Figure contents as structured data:
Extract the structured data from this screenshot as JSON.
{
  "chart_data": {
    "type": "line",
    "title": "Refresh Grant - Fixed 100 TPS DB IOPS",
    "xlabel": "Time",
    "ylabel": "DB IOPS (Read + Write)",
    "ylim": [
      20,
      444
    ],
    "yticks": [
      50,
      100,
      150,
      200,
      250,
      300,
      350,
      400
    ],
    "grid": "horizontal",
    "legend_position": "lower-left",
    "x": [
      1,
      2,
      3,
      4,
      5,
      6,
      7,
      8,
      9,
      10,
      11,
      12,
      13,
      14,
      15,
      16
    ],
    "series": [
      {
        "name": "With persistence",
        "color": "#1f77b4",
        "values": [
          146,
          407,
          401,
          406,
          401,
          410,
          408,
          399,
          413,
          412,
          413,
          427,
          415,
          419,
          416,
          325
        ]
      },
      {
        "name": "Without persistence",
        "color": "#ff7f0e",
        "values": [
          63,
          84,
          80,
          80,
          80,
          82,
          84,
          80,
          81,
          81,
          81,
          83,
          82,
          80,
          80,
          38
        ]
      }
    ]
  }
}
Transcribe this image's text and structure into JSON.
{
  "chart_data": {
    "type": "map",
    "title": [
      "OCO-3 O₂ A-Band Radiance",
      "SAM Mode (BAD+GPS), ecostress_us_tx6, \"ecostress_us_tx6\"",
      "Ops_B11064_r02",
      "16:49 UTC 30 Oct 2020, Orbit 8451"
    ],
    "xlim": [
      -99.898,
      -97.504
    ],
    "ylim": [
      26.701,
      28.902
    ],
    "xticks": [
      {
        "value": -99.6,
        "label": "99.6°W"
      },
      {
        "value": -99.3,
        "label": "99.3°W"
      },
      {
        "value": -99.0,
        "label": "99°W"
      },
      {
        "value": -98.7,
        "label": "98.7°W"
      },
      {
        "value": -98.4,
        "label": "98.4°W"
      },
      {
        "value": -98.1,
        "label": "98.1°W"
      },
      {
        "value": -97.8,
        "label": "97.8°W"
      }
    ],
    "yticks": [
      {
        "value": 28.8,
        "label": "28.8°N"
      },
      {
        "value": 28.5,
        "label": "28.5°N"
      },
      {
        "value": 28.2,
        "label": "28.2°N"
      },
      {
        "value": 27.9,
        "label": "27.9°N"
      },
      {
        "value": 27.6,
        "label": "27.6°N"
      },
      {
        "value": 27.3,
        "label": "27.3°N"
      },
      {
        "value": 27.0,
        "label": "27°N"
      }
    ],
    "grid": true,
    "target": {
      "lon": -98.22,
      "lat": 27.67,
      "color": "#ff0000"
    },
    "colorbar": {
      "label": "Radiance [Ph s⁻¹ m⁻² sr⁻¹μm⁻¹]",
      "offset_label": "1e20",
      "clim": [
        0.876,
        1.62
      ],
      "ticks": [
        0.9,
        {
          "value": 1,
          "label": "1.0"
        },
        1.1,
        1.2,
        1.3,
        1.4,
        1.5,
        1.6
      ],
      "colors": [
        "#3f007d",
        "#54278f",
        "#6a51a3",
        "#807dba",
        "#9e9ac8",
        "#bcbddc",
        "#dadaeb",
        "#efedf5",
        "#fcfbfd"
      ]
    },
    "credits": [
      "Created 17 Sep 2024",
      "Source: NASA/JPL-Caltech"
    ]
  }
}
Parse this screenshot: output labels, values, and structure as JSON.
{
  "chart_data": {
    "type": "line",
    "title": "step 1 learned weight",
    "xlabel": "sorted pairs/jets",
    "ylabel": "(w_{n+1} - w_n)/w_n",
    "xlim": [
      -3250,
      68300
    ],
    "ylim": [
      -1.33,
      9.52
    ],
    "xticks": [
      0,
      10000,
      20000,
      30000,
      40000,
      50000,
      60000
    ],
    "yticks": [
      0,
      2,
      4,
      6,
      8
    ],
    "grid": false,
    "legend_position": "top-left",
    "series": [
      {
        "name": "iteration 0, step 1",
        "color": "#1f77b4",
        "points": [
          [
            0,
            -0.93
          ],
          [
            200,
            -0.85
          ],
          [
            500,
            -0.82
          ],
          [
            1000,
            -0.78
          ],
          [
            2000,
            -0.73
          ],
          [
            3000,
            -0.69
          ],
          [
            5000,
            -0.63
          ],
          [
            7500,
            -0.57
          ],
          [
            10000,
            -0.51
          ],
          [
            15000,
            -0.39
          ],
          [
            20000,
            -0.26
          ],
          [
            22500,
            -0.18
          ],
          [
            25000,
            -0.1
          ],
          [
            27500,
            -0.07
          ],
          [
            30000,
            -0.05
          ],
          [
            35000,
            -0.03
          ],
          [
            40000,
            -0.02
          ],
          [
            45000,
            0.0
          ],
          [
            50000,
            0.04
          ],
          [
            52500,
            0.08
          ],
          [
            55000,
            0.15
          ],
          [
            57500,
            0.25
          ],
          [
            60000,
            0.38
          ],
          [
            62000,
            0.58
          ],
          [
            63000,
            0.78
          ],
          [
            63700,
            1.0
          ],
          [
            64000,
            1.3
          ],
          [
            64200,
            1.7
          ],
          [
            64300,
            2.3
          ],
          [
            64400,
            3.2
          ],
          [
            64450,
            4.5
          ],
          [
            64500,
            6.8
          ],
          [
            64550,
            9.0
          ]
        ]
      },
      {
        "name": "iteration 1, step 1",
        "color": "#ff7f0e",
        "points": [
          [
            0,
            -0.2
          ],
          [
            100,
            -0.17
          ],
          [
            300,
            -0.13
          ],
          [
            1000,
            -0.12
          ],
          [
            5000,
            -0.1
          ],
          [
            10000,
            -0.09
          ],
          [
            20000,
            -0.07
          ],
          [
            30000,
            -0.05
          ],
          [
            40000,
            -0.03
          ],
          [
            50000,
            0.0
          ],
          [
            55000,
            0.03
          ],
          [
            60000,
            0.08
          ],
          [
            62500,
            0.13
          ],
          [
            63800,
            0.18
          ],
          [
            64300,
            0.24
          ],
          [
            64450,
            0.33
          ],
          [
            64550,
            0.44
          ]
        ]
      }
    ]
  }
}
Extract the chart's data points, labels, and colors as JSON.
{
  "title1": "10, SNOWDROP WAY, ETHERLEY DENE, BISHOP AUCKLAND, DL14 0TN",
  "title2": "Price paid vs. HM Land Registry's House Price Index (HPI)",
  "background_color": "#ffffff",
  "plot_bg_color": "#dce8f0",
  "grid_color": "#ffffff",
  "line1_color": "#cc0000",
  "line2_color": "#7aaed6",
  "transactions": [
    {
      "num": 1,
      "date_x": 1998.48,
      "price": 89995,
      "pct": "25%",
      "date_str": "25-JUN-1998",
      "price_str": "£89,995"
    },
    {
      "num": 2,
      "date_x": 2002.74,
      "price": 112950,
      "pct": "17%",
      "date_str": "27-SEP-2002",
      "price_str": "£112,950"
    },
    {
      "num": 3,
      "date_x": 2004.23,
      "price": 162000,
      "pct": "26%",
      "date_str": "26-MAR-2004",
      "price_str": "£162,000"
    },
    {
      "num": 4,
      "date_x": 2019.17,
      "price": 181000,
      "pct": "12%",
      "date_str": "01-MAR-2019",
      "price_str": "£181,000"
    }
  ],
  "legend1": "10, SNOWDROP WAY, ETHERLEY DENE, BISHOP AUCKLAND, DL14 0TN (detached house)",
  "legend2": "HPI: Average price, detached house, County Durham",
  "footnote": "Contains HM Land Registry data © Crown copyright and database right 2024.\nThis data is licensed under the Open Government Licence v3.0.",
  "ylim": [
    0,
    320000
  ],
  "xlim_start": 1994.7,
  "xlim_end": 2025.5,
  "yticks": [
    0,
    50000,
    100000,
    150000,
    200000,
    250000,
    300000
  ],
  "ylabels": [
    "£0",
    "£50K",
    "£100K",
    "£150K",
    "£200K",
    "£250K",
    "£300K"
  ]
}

### JOB
Please output every record, keeping each line exact.

### TASK RESPONSE
Extract the structured data from this screenshot as JSON.
{
  "chart_data": {
    "type": "line",
    "title": "Refresh Grant - Fixed 100 TPS DB IOPS",
    "xlabel": "Time",
    "ylabel": "DB IOPS (Read + Write)",
    "ylim": [
      20,
      444
    ],
    "yticks": [
      50,
      100,
      150,
      200,
      250,
      300,
      350,
      400
    ],
    "grid": "horizontal",
    "legend_position": "lower-left",
    "x": [
      1,
      2,
      3,
      4,
      5,
      6,
      7,
      8,
      9,
      10,
      11,
      12,
      13,
      14,
      15,
      16
    ],
    "series": [
      {
        "name": "With persistence",
        "color": "#1f77b4",
        "values": [
          146,
          407,
          401,
          406,
          401,
          410,
          408,
          399,
          413,
          412,
          413,
          427,
          415,
          419,
          416,
          325
        ]
      },
      {
        "name": "Without persistence",
        "color": "#ff7f0e",
        "values": [
          63,
          84,
          80,
          80,
          80,
          82,
          84,
          80,
          81,
          81,
          81,
          83,
          82,
          80,
          80,
          38
        ]
      }
    ]
  }
}
Transcribe this image's text and structure into JSON.
{
  "chart_data": {
    "type": "map",
    "title": [
      "OCO-3 O₂ A-Band Radiance",
      "SAM Mode (BAD+GPS), ecostress_us_tx6, \"ecostress_us_tx6\"",
      "Ops_B11064_r02",
      "16:49 UTC 30 Oct 2020, Orbit 8451"
    ],
    "xlim": [
      -99.898,
      -97.504
    ],
    "ylim": [
      26.701,
      28.902
    ],
    "xticks": [
      {
        "value": -99.6,
        "label": "99.6°W"
      },
      {
        "value": -99.3,
        "label": "99.3°W"
      },
      {
        "value": -99.0,
        "label": "99°W"
      },
      {
        "value": -98.7,
        "label": "98.7°W"
      },
      {
        "value": -98.4,
        "label": "98.4°W"
      },
      {
        "value": -98.1,
        "label": "98.1°W"
      },
      {
        "value": -97.8,
        "label": "97.8°W"
      }
    ],
    "yticks": [
      {
        "value": 28.8,
        "label": "28.8°N"
      },
      {
        "value": 28.5,
        "label": "28.5°N"
      },
      {
        "value": 28.2,
        "label": "28.2°N"
      },
      {
        "value": 27.9,
        "label": "27.9°N"
      },
      {
        "value": 27.6,
        "label": "27.6°N"
      },
      {
        "value": 27.3,
        "label": "27.3°N"
      },
      {
        "value": 27.0,
        "label": "27°N"
      }
    ],
    "grid": true,
    "target": {
      "lon": -98.22,
      "lat": 27.67,
      "color": "#ff0000"
    },
    "colorbar": {
      "label": "Radiance [Ph s⁻¹ m⁻² sr⁻¹μm⁻¹]",
      "offset_label": "1e20",
      "clim": [
        0.876,
        1.62
      ],
      "ticks": [
        0.9,
        {
          "value": 1,
          "label": "1.0"
        },
        1.1,
        1.2,
        1.3,
        1.4,
        1.5,
        1.6
      ],
      "colors": [
        "#3f007d",
        "#54278f",
        "#6a51a3",
        "#807dba",
        "#9e9ac8",
        "#bcbddc",
        "#dadaeb",
        "#efedf5",
        "#fcfbfd"
      ]
    },
    "credits": [
      "Created 17 Sep 2024",
      "Source: NASA/JPL-Caltech"
    ]
  }
}
Parse this screenshot: output labels, values, and structure as JSON.
{
  "chart_data": {
    "type": "line",
    "title": "step 1 learned weight",
    "xlabel": "sorted pairs/jets",
    "ylabel": "(w_{n+1} - w_n)/w_n",
    "xlim": [
      -3250,
      68300
    ],
    "ylim": [
      -1.33,
      9.52
    ],
    "xticks": [
      0,
      10000,
      20000,
      30000,
      40000,
      50000,
      60000
    ],
    "yticks": [
      0,
      2,
      4,
      6,
      8
    ],
    "grid": false,
    "legend_position": "top-left",
    "series": [
      {
        "name": "iteration 0, step 1",
        "color": "#1f77b4",
        "points": [
          [
            0,
            -0.93
          ],
          [
            200,
            -0.85
          ],
          [
            500,
            -0.82
          ],
          [
            1000,
            -0.78
          ],
          [
            2000,
            -0.73
          ],
          [
            3000,
            -0.69
          ],
          [
            5000,
            -0.63
          ],
          [
            7500,
            -0.57
          ],
          [
            10000,
            -0.51
          ],
          [
            15000,
            -0.39
          ],
          [
            20000,
            -0.26
          ],
          [
            22500,
            -0.18
          ],
          [
            25000,
            -0.1
          ],
          [
            27500,
            -0.07
          ],
          [
            30000,
            -0.05
          ],
          [
            35000,
            -0.03
          ],
          [
            40000,
            -0.02
          ],
          [
            45000,
            0.0
          ],
          [
            50000,
            0.04
          ],
          [
            52500,
            0.08
          ],
          [
            55000,
            0.15
          ],
          [
            57500,
            0.25
          ],
          [
            60000,
            0.38
          ],
          [
            62000,
            0.58
          ],
          [
            63000,
            0.78
          ],
          [
            63700,
            1.0
          ],
          [
            64000,
            1.3
          ],
          [
            64200,
            1.7
          ],
          [
            64300,
            2.3
          ],
          [
            64400,
            3.2
          ],
          [
            64450,
            4.5
          ],
          [
            64500,
            6.8
          ],
          [
            64550,
            9.0
          ]
        ]
      },
      {
        "name": "iteration 1, step 1",
        "color": "#ff7f0e",
        "points": [
          [
            0,
            -0.2
          ],
          [
            100,
            -0.17
          ],
          [
            300,
            -0.13
          ],
          [
            1000,
            -0.12
          ],
          [
            5000,
            -0.1
          ],
          [
            10000,
            -0.09
          ],
          [
            20000,
            -0.07
          ],
          [
            30000,
            -0.05
          ],
          [
            40000,
            -0.03
          ],
          [
            50000,
            0.0
          ],
          [
            55000,
            0.03
          ],
          [
            60000,
            0.08
          ],
          [
            62500,
            0.13
          ],
          [
            63800,
            0.18
          ],
          [
            64300,
            0.24
          ],
          [
            64450,
            0.33
          ],
          [
            64550,
            0.44
          ]
        ]
      }
    ]
  }
}
Extract the chart's data points, labels, and colors as JSON.
{
  "title1": "10, SNOWDROP WAY, ETHERLEY DENE, BISHOP AUCKLAND, DL14 0TN",
  "title2": "Price paid vs. HM Land Registry's House Price Index (HPI)",
  "background_color": "#ffffff",
  "plot_bg_color": "#dce8f0",
  "grid_color": "#ffffff",
  "line1_color": "#cc0000",
  "line2_color": "#7aaed6",
  "transactions": [
    {
      "num": 1,
      "date_x": 1998.48,
      "price": 89995,
      "pct": "25%",
      "date_str": "25-JUN-1998",
      "price_str": "£89,995"
    },
    {
      "num": 2,
      "date_x": 2002.74,
      "price": 112950,
      "pct": "17%",
      "date_str": "27-SEP-2002",
      "price_str": "£112,950"
    },
    {
      "num": 3,
      "date_x": 2004.23,
      "price": 162000,
      "pct": "26%",
      "date_str": "26-MAR-2004",
      "price_str": "£162,000"
    },
    {
      "num": 4,
      "date_x": 2019.17,
      "price": 181000,
      "pct": "12%",
      "date_str": "01-MAR-2019",
      "price_str": "£181,000"
    }
  ],
  "legend1": "10, SNOWDROP WAY, ETHERLEY DENE, BISHOP AUCKLAND, DL14 0TN (detached house)",
  "legend2": "HPI: Average price, detached house, County Durham",
  "footnote": "Contains HM Land Registry data © Crown copyright and database right 2024.\nThis data is licensed under the Open Government Licence v3.0.",
  "ylim": [
    0,
    320000
  ],
  "xlim_start": 1994.7,
  "xlim_end": 2025.5,
  "yticks": [
    0,
    50000,
    100000,
    150000,
    200000,
    250000,
    300000
  ],
  "ylabels": [
    "£0",
    "£50K",
    "£100K",
    "£150K",
    "£200K",
    "£250K",
    "£300K"
  ]
}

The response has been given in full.